▶ _Do this_:
Take each line that has the word "from" and return it.

● ● ● ● ●

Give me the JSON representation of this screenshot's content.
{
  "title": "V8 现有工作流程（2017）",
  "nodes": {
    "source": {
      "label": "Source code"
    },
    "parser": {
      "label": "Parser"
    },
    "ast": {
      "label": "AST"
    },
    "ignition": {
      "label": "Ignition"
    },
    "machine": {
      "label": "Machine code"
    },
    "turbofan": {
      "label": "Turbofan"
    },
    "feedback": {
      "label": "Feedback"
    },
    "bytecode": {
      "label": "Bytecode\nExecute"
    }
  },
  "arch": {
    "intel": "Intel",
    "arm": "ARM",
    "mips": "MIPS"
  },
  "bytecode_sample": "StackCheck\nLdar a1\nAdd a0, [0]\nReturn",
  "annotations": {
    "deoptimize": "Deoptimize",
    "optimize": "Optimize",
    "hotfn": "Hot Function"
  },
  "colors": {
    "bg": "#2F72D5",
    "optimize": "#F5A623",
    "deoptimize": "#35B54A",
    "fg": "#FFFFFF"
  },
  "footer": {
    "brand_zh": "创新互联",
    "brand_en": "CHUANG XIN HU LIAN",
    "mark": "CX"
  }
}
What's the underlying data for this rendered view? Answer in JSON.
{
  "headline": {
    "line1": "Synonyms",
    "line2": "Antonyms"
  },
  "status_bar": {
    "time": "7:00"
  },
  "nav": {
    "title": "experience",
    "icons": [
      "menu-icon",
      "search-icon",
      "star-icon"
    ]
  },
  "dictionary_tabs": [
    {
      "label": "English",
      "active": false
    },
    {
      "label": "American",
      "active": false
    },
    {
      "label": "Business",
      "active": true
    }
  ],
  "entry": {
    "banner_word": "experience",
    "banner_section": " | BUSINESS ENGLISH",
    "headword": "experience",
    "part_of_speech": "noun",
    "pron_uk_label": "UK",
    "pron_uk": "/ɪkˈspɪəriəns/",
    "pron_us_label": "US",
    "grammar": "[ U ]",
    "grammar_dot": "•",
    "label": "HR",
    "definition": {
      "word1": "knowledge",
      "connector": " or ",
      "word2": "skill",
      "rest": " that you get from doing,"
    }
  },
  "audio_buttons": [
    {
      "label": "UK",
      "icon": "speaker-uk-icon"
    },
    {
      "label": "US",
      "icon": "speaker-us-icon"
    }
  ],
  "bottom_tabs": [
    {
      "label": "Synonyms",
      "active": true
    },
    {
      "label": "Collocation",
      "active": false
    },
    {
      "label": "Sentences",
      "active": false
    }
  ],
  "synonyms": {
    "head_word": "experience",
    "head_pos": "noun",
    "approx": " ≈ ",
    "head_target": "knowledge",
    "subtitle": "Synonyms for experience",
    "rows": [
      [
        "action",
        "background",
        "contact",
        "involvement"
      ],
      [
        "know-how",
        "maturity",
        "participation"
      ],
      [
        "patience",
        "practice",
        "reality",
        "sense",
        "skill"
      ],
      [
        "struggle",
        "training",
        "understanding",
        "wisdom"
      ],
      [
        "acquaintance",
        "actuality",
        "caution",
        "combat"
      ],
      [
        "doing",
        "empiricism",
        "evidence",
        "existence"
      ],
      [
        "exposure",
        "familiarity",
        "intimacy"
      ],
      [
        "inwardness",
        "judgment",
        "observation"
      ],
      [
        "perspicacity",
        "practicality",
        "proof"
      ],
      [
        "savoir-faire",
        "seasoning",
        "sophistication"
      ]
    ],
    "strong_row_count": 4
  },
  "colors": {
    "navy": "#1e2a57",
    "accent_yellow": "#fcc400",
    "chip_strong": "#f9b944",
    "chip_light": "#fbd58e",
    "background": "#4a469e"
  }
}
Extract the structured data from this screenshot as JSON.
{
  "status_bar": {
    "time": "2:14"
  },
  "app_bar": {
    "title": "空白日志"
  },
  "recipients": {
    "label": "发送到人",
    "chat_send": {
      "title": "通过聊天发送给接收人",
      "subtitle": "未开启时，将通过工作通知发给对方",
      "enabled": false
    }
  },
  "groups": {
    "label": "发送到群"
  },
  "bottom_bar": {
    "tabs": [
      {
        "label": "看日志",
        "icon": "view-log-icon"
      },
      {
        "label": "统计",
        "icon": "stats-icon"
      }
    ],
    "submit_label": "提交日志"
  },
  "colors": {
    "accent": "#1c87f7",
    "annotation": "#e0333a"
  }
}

● ● ● ● ●

▶ _Exercise response_:
      "rest": " that you get from doing,"
Extract the structured data from this screenshot as JSON.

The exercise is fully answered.